[GIVEN PROBLEM 1] According to the passage on the early kings of Rome, how many years did Tullus Hostilius reign?

──────── DOCUMENT SEGMENT

Numa reigned three and forty years in continual peace. After him Tullus Hostilius, the third king, was chosen in the six and fortieth of Manasses, and reigned two and thirty years, busied for the most part in war. He quarrelled with the Albans, who met him in the field; but regard of the danger, which both parts had cause to fear, that might grow unto them from the Thuscanes, caused

them to bethink themselves of a course, whereby, without effusion of so much blood as might make them too weak for a common enemy, it might be decided who should command, and who obey.

────────────────

[GIVEN PROBLEM 2] Rewrite the lines of the records as a Markdown table with the columns Row and Line, starting at the line containing "optimist-cell: KAZAKHSTAN: 26%" and ending at the line containing "pessimist-value: -76% [412,591,435,603]", both included. Number each line and omit blank lines.

──────── EXTRACTED INFORMATION

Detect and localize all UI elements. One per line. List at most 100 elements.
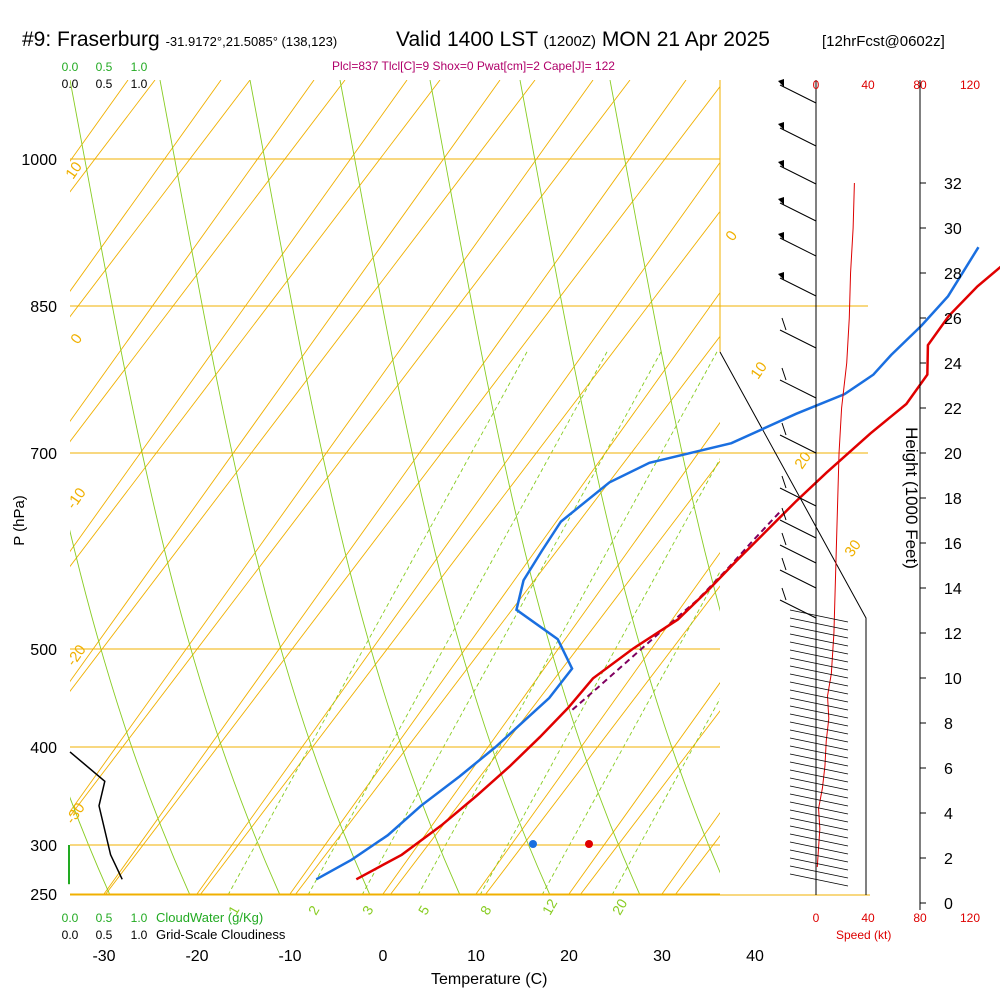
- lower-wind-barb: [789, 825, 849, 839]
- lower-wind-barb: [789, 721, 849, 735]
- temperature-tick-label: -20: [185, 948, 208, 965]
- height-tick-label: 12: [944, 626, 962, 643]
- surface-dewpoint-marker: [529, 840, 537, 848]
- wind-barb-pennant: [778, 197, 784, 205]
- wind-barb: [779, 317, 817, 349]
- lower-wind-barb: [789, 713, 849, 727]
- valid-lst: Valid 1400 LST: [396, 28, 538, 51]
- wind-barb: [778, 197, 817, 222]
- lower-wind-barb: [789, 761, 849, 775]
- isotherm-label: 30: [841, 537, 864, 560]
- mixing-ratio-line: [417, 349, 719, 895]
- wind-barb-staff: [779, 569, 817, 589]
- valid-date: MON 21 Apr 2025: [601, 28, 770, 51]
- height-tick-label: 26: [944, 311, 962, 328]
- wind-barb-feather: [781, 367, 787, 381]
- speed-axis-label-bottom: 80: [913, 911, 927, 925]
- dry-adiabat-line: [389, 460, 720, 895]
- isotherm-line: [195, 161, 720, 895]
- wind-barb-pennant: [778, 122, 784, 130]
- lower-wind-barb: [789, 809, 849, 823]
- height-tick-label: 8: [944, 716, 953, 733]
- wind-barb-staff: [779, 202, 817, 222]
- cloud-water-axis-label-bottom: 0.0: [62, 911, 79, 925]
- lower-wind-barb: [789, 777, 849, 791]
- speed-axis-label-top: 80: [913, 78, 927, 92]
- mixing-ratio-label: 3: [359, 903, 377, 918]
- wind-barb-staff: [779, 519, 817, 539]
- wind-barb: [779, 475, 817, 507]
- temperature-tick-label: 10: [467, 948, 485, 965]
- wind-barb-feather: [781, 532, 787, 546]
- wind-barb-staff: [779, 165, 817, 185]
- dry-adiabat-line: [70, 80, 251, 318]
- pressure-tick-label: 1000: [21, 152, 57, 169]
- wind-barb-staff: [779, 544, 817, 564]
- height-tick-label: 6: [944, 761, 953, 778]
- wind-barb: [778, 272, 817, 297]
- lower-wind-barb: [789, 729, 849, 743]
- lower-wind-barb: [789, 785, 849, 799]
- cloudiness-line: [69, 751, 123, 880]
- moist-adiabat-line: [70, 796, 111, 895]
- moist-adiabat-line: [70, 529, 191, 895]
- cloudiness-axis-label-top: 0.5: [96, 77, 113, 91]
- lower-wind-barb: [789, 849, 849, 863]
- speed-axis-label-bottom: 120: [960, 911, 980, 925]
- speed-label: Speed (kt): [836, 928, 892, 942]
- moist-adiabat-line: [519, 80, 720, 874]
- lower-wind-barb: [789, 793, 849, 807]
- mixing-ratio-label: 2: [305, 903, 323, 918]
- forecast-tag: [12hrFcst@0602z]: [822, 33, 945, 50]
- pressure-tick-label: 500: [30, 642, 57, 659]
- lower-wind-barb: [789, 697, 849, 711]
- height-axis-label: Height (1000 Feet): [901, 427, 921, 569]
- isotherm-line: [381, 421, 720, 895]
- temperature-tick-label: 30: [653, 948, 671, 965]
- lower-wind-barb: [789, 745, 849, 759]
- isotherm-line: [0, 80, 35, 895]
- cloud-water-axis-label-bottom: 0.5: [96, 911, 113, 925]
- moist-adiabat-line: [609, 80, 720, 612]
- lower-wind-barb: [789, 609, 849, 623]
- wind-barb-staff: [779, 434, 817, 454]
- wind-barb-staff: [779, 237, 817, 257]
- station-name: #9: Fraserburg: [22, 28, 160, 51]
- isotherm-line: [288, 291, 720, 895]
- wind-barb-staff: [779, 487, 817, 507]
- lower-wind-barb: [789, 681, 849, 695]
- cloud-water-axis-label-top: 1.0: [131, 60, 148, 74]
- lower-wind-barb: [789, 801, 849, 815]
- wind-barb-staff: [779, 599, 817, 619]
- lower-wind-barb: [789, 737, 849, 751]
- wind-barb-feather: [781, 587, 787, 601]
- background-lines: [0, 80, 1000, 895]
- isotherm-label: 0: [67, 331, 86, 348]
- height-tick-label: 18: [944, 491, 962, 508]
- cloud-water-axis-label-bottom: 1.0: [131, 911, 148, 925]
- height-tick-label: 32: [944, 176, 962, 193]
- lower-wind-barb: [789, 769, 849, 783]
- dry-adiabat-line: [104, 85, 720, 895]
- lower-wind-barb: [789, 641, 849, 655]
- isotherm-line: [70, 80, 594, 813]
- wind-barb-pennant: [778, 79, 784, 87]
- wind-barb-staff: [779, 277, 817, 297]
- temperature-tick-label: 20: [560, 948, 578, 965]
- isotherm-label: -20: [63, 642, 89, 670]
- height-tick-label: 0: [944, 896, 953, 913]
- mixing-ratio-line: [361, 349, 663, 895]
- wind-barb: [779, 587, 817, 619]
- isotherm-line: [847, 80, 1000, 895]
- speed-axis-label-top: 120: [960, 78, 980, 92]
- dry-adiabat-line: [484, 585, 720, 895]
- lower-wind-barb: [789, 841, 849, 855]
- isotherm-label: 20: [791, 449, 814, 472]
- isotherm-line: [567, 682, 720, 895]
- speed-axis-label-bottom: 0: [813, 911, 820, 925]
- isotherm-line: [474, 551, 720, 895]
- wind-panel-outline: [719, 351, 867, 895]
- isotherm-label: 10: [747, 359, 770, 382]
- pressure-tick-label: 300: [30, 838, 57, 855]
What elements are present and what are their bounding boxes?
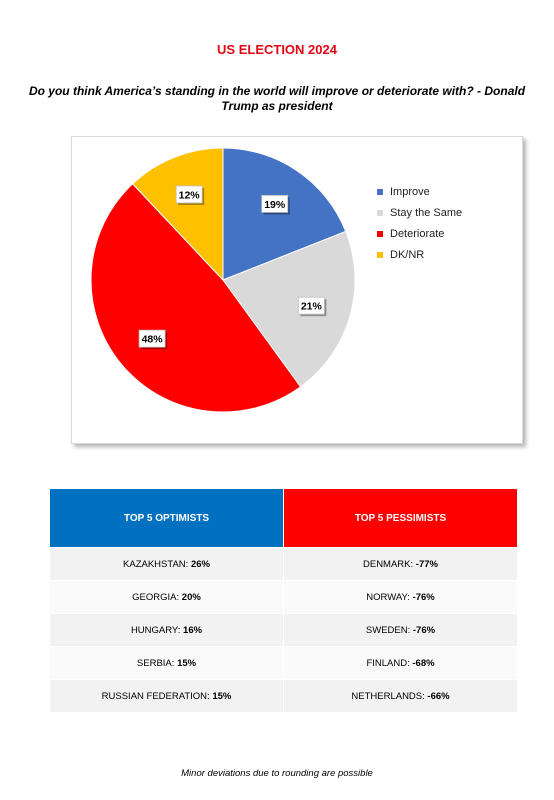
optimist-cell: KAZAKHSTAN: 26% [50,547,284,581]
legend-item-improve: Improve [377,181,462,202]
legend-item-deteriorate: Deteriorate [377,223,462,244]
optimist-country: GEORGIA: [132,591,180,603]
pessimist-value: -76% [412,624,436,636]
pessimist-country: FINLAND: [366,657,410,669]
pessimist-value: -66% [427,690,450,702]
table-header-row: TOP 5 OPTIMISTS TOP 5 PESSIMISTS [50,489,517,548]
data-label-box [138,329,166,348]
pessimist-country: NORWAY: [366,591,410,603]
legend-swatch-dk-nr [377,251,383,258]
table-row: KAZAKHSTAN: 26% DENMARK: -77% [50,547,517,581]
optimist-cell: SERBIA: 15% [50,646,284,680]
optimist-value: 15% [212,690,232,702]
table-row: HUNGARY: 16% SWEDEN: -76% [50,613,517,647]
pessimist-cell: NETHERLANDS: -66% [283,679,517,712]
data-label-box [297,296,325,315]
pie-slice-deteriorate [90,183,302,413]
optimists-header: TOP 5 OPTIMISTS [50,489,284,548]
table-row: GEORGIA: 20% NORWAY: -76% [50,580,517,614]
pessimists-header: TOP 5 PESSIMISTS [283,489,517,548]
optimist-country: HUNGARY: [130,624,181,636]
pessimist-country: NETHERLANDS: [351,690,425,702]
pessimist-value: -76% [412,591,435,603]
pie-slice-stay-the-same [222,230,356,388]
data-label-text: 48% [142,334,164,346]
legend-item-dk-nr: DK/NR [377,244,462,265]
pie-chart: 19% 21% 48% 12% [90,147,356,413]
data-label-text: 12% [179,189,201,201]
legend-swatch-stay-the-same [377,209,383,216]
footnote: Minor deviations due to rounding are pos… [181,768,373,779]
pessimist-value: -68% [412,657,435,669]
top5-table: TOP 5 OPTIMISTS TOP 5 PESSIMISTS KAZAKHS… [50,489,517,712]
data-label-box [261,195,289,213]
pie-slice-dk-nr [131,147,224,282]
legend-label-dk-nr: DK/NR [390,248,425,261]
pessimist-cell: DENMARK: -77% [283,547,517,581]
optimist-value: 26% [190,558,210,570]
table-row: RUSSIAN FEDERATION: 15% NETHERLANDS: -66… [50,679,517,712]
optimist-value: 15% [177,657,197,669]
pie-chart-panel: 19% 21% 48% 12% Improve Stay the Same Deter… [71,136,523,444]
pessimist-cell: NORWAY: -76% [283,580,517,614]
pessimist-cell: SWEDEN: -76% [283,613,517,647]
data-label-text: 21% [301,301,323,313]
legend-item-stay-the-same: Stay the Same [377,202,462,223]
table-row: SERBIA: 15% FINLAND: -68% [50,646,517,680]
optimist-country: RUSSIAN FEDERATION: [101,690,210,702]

────────────────

[CORRECT RESULT 1] Two and thirty years.

[CORRECT RESULT 2]
| Row | Line |
|---|---|
| 1 | optimist-cell: KAZAKHSTAN: 26% [50,547,284,581] |
| 2 | legend-item-improve: Improve [377,181,462,202] |
| 3 | legend-item-deteriorate: Deteriorate [377,223,462,244] |
| 4 | optimist-country: GEORGIA: [132,591,180,603] |
| 5 | pessimist-value: -76% [412,624,436,636] |
| 6 | pessimist-country: FINLAND: [366,657,410,669] |
| 7 | pessimist-value: -66% [427,690,450,702] |
| 8 | table-header-row: TOP 5 OPTIMISTS TOP 5 PESSIMISTS [50,489,517,548] |
| 9 | data-label-box [138,329,166,348] |
| 10 | pessimist-country: NORWAY: [366,591,410,603] |
| 11 | legend-swatch-dk-nr [377,251,383,258] |
| 12 | table-row: KAZAKHSTAN: 26% DENMARK: -77% [50,547,517,581] |
| 13 | optimist-cell: SERBIA: 15% [50,646,284,680] |
| 14 | optimist-value: 15% [212,690,232,702] |
| 15 | table-row: HUNGARY: 16% SWEDEN: -76% [50,613,517,647] |
| 16 | pessimist-cell: NETHERLANDS: -66% [283,679,517,712] |
| 17 | data-label-box [297,296,325,315] |
| 18 | pie-slice-deteriorate [90,183,302,413] |
| 19 | optimists-header: TOP 5 OPTIMISTS [50,489,284,548] |
| 20 | table-row: GEORGIA: 20% NORWAY: -76% [50,580,517,614] |
| 21 | pessimists-header: TOP 5 PESSIMISTS [283,489,517,548] |
| 22 | optimist-country: HUNGARY: [130,624,181,636] |
| 23 | pessimist-country: NETHERLANDS: [351,690,425,702] |
| 24 | pessimist-value: -76% [412,591,435,603] |